Body Shaming Can Happen In The Best–And Worst–Families

By Gina Barreca

WWR Article Summary (tl;dr) As Gina Barreca reports, “Family members disrespecting one another’s looks has always been a staple of kitchen conversations. Only recently has it been recognized as body-shaming and recognized as the cause of lasting emotional and physical harm.”

Has anyone in your family ever made you feel terrible about how you look? Has a family member ever made it clear that they thought you were so fat that they refused to be in a photograph with you?

You heard, perhaps, reports that President Donald Trump prefers to be photographed with the daughter he considers desirable, Ivanka, but does not like to be in pictures with the daughter he considers overweight, Tiffany. Such things happen in the best, and the worst, of families.

I grew up in a family where my 31 female first cousins and I were routinely compared to each other on the basis of who was cute, who was dumpy, who had good legs, who had high cheekbones and who had the most impressive figure. But even we wouldn’t go so far as to tell anyone to step aside when a camera appeared. We elbowed each other to get into the frame, turned sideways to look as skinny as possible, put our chins up and smiled.

True, when the pictures were developed weeks later, invidious comparisons were made: “Who told Bea she could get away with capris?” “Is Josie pregnant? She looks pregnant,” and the inevitable “She has such a pretty face — too bad about her weight.”

Family members disrespecting one another’s looks has always been a staple of kitchen conversations. Only recently has it been recognized as body-shaming and recognized as the cause of lasting emotional and physical harm.

####################

Objectives ->
**A.** In the body-shaming essay, why did the cousins turn sideways when posing for pictures? Answer in one to three sentences.
**B.** According to the body-shaming essay, how many female first cousins did the writer grow up with?
**C.** Write the next part of the body-shaming essay, picking up after its final sentence.
The material after this essay is separate from it.

Material provided ->

####################

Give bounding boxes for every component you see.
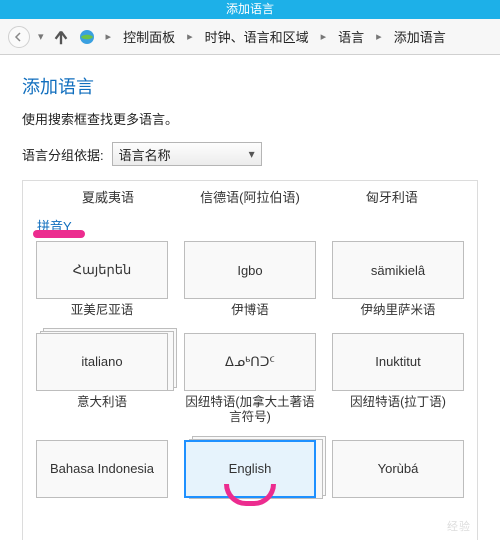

####################

Task-by-task outputs ->
**A.** They turned sideways to look as skinny as possible. They were being compared to each other on their looks and figures, so they posed to look thinner in the frame.

**B.** The writer grew up with 31 female first cousins.

**C.**
It happens to boys and men, too. Boys can be ridiculed for being too skinny as well as too heavy, for not taking up enough room in the world instead of taking too much. Yet women’s bodies remain more objectified in our culture and are a more common topic of public discussion.

Within the last decade or so, studies published by the American Psychological Association and elsewhere have shown that when you torment somebody about their looks, it doesn’t help them look better. Big shock.

Every potato chip I have ever eaten has added another chip to my shoulder. They’re a lot heavier to carry around than the pounds, somehow.

Even when I thought my family’s comments couldn’t bother me any more, they found ways to hit their target. When I was in my early 30s and appeared on CNN, Oprah, 20/20 and Entertainment Tonight, my loved ones didn’t say, “Good job!” My loved ones said, “The camera adds more than 20 pounds.” One detail-oriented aunt said “Not for nothing, but don’t wear red. You look like an ad for Red Lobster.”

Compared to some other families, however, mine was supportive.

“My maternal grandmother hated fat girls, and she had three fat granddaughters,” explains my friend Christina Smith. “At first I didn’t understand why she looked at me with distaste. As my brother’s flower girl when I was 10 years old, I was told that I ‘ruined the wedding pictures.’ Grandmother sent me beautiful dresses from the best stores but they were always several sizes too small; they were for the girl she wished me to be. She’s been gone since the 1970s and I’m 62, but I feel her coldness as acutely now as I did then.”

Leslie Jacobs’ story echos Christina’s: “My father died when was 16, and my mother was determined that I would get thin, because her goal was for me to get married and give her grandchildren. What I wanted wasn’t important to her, but my weight sure was. Mom was a travel agent but wouldn’t travel with me, not even to family events to which I was invited, until I was thin, which never happened. Never. Her disappointment with how I looked never abated. She passed away and it still haunts me.”
“When a parent judges you for your appearance,” argues Mary-Ellen Bucko, “you carry that judgment for the rest of your life,” adding with hard-won wisdom: “The good news is that the weight of their assessment can lighten as you get older.”

What would you think about a father who held one of his grown daughter’s looks in such contempt that he’d refuse to appear in a picture with her? Would it matter if the father was not exactly a fitness fanatic himself, or would that irony not figure into the emotional calculation?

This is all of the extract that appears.